§ **Extracted information**:
*****

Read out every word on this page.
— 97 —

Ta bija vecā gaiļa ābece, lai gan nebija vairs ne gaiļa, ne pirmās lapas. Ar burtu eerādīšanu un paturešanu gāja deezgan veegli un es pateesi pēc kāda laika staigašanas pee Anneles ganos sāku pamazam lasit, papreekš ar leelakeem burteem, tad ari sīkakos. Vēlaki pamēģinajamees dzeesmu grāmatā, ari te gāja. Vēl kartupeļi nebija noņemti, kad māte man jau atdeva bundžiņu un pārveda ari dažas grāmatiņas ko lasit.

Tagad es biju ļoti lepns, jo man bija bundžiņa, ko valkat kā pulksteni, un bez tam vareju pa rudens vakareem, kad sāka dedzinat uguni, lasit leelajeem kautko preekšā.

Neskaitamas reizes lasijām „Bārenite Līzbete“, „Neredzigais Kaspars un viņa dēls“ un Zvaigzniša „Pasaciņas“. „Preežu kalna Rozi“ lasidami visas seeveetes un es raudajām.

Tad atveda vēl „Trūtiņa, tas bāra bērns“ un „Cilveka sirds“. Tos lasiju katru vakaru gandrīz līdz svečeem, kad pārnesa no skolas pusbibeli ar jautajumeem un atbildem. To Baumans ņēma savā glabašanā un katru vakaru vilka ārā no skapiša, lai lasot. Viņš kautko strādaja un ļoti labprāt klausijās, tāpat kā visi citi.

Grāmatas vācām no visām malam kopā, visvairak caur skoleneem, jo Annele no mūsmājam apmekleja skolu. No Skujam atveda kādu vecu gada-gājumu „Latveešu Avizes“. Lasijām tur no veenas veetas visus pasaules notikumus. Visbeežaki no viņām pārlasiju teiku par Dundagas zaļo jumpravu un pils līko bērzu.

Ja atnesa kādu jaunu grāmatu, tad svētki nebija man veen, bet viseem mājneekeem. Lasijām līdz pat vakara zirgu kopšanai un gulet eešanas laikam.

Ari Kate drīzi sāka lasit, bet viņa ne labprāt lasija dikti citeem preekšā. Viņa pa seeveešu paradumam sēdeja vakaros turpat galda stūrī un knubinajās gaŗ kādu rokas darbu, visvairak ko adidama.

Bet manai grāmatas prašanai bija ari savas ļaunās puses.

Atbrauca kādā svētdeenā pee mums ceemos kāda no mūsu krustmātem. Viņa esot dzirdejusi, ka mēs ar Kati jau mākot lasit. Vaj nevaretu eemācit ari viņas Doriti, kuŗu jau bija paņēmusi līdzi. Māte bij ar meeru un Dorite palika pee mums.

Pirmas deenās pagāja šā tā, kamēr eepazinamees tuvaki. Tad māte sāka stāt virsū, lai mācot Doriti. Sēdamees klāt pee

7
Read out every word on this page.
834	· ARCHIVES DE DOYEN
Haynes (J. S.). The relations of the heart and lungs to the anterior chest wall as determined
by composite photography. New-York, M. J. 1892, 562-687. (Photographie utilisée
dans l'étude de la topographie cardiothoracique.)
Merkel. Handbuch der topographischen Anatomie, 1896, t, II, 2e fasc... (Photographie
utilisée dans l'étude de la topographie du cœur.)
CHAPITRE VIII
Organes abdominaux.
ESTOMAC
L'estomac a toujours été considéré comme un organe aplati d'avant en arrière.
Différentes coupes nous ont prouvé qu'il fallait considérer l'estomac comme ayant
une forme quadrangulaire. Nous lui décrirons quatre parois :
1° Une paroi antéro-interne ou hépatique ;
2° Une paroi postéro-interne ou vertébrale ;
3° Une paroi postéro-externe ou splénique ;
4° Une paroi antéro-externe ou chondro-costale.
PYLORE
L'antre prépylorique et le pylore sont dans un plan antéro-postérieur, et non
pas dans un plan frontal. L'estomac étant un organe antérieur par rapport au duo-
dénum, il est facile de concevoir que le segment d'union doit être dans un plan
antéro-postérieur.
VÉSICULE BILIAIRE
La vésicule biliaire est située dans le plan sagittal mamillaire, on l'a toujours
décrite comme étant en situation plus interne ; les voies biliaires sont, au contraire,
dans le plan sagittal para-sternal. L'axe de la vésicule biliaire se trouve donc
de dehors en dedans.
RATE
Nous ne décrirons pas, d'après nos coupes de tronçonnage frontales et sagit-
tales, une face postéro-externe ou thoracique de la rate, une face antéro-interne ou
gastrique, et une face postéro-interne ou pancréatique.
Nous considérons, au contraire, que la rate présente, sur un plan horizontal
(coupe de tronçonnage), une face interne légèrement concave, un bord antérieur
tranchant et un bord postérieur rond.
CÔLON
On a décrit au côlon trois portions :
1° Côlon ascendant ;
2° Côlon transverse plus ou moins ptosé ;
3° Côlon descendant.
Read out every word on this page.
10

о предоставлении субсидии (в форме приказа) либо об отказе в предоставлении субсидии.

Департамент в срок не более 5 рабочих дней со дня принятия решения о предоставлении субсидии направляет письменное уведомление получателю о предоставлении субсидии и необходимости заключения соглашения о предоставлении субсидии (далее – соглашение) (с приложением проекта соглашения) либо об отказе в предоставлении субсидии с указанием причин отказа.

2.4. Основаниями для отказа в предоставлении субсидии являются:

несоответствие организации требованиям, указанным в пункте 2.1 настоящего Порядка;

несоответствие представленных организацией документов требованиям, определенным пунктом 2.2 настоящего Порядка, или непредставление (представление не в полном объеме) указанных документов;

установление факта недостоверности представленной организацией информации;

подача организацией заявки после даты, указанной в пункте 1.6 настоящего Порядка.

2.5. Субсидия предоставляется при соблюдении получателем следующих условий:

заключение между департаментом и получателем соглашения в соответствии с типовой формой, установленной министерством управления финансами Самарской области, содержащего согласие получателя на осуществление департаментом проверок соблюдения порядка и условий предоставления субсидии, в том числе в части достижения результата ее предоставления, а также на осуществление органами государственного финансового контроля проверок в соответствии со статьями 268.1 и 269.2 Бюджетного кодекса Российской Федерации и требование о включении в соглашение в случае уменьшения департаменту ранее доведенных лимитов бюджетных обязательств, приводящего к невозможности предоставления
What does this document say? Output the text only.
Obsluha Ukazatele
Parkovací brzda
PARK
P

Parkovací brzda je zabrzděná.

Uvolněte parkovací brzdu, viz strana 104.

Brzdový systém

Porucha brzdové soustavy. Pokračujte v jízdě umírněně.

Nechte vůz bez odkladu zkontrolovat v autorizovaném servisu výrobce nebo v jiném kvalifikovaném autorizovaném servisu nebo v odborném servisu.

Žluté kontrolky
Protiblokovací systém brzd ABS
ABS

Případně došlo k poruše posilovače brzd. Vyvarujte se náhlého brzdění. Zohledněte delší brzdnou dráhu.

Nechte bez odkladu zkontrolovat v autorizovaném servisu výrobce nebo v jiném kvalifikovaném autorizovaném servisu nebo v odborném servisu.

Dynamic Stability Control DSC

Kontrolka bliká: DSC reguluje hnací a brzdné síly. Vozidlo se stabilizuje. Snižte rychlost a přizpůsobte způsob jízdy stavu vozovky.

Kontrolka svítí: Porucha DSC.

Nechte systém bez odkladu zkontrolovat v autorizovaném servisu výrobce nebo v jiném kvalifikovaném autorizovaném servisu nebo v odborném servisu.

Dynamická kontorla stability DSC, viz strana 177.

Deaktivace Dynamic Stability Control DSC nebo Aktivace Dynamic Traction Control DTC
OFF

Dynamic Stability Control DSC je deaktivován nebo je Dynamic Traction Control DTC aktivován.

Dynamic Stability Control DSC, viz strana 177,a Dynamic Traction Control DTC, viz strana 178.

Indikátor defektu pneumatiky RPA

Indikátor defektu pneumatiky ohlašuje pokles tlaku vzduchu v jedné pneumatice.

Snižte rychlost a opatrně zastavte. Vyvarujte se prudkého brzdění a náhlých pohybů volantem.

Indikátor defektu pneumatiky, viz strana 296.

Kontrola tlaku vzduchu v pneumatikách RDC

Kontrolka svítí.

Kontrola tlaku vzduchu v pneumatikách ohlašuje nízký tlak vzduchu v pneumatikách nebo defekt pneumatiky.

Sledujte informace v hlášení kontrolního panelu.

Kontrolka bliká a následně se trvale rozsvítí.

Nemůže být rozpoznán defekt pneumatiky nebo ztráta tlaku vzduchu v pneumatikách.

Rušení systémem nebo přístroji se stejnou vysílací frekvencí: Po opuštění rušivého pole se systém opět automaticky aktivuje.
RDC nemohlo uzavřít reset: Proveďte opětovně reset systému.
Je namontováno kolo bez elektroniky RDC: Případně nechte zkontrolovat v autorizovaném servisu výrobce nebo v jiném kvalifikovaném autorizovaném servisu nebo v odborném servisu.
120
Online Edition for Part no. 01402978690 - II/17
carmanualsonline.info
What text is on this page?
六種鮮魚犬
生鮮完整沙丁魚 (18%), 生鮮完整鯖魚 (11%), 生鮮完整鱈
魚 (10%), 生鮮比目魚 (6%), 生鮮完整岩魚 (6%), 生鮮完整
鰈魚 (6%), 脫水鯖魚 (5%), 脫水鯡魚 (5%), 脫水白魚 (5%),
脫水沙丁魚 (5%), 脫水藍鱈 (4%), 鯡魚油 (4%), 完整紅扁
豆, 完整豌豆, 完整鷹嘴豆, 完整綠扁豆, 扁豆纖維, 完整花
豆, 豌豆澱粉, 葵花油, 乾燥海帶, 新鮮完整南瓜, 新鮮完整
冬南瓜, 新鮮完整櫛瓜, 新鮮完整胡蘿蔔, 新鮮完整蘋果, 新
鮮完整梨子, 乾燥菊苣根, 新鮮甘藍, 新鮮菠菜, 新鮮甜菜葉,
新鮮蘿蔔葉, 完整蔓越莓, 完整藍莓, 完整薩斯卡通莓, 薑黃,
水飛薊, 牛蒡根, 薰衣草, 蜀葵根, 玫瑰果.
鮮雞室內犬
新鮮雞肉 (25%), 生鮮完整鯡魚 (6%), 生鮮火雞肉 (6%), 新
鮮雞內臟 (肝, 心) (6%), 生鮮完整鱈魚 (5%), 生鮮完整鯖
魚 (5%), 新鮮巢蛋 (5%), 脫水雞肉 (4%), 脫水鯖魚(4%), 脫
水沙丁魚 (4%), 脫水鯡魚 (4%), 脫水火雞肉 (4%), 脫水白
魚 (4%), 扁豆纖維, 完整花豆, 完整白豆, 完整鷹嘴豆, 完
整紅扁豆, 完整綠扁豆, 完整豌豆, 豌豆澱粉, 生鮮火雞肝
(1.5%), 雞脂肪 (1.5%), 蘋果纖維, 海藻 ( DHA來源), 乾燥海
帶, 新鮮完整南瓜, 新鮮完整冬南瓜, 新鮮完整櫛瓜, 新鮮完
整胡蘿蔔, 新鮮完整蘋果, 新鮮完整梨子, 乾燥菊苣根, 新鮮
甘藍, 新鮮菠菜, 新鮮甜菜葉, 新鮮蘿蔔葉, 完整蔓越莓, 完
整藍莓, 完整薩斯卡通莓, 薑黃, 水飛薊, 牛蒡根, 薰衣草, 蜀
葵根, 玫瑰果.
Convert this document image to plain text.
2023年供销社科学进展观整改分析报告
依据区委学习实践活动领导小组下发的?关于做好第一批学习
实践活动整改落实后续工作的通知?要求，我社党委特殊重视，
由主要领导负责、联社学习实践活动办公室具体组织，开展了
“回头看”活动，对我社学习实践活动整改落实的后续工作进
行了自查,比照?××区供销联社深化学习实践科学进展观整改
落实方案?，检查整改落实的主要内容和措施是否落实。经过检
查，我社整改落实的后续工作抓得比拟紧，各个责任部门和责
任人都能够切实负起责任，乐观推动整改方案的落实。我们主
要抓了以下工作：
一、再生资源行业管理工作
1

*****

§ **What you are asked to do**: Where a line above contains the word "Kontrolka", copy that line.

§ **Full solution**:
Kontrolka bliká: DSC reguluje hnací a brzdné síly. Vozidlo se stabilizuje. Snižte rychlost a přizpůsobte způsob jízdy stavu vozovky.
Kontrolka svítí: Porucha DSC.
Kontrolka svítí.
Kontrolka bliká a následně se trvale rozsvítí.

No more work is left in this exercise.